- Aim of the exercise:
Set down only those lines that fall from the line containing "What data populates" through the line containing "Convert this screenshot", unchanged and without pictures.

- Records supplied:
§ §

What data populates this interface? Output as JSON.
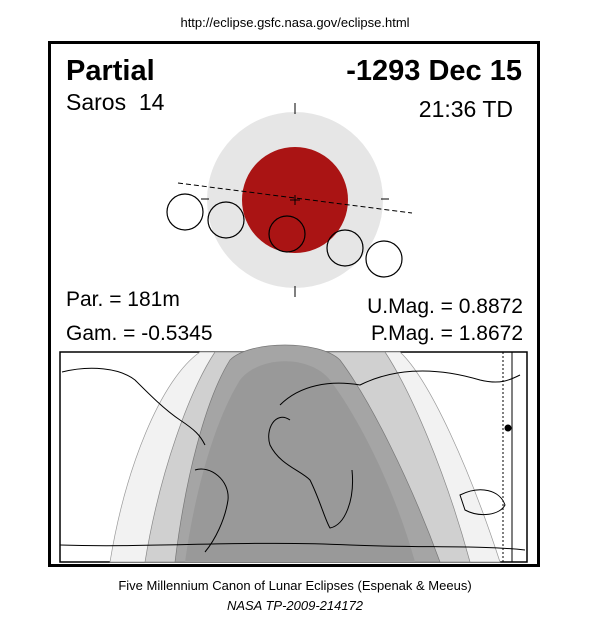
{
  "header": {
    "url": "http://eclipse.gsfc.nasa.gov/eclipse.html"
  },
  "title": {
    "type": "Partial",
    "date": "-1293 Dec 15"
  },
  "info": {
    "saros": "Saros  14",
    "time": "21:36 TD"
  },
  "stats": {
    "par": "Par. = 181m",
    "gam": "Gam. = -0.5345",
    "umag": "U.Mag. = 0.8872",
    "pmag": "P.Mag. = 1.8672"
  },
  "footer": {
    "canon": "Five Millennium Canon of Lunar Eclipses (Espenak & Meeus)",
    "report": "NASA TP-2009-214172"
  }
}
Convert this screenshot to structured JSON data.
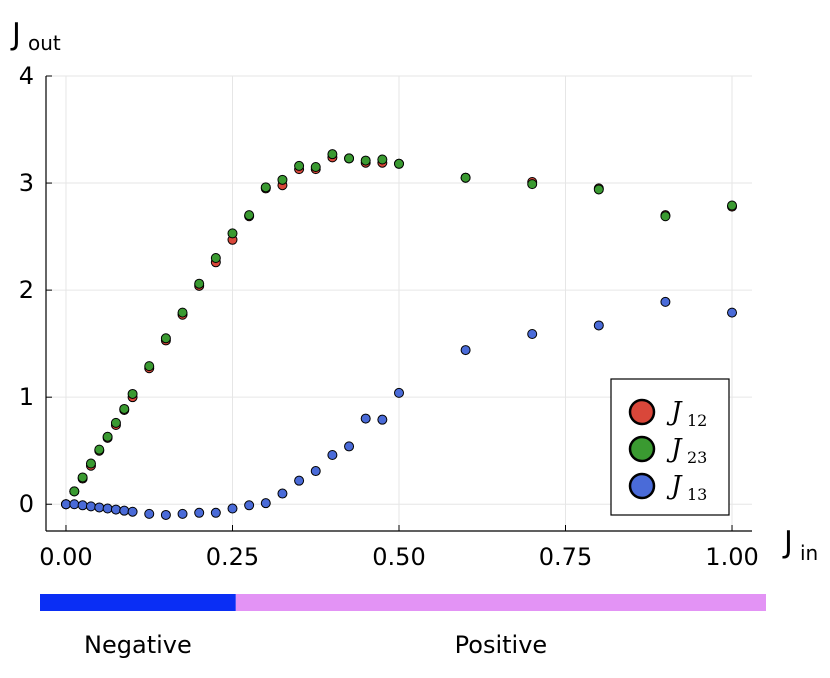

§ §

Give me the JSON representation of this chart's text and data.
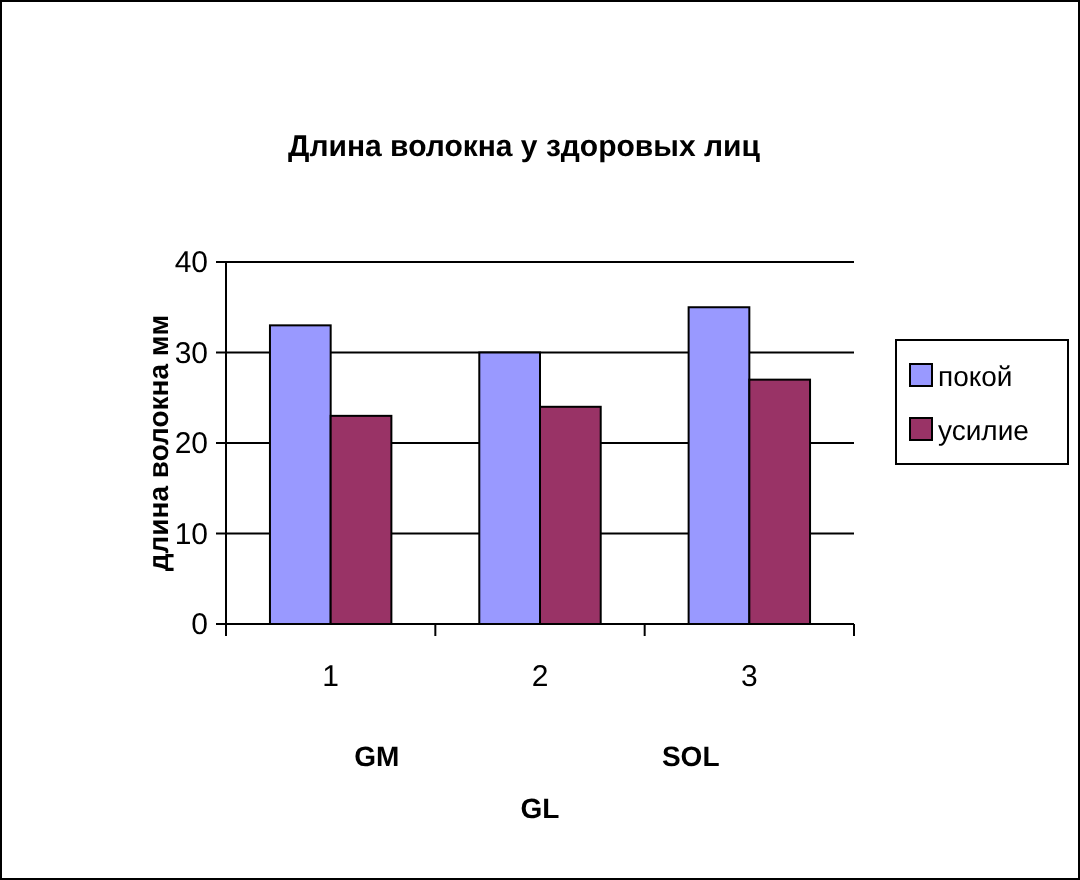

§ §

- Expected output:
What data populates this interface? Output as JSON.
{
  "header": {
    "url": "http://eclipse.gsfc.nasa.gov/eclipse.html"
  },
  "title": {
    "type": "Partial",
    "date": "-1293 Dec 15"
  },
  "info": {
    "saros": "Saros  14",
    "time": "21:36 TD"
  },
  "stats": {
    "par": "Par. = 181m",
    "gam": "Gam. = -0.5345",
    "umag": "U.Mag. = 0.8872",
    "pmag": "P.Mag. = 1.8672"
  },
  "footer": {
    "canon": "Five Millennium Canon of Lunar Eclipses (Espenak & Meeus)",
    "report": "NASA TP-2009-214172"
  }
}
Convert this screenshot to structured JSON data.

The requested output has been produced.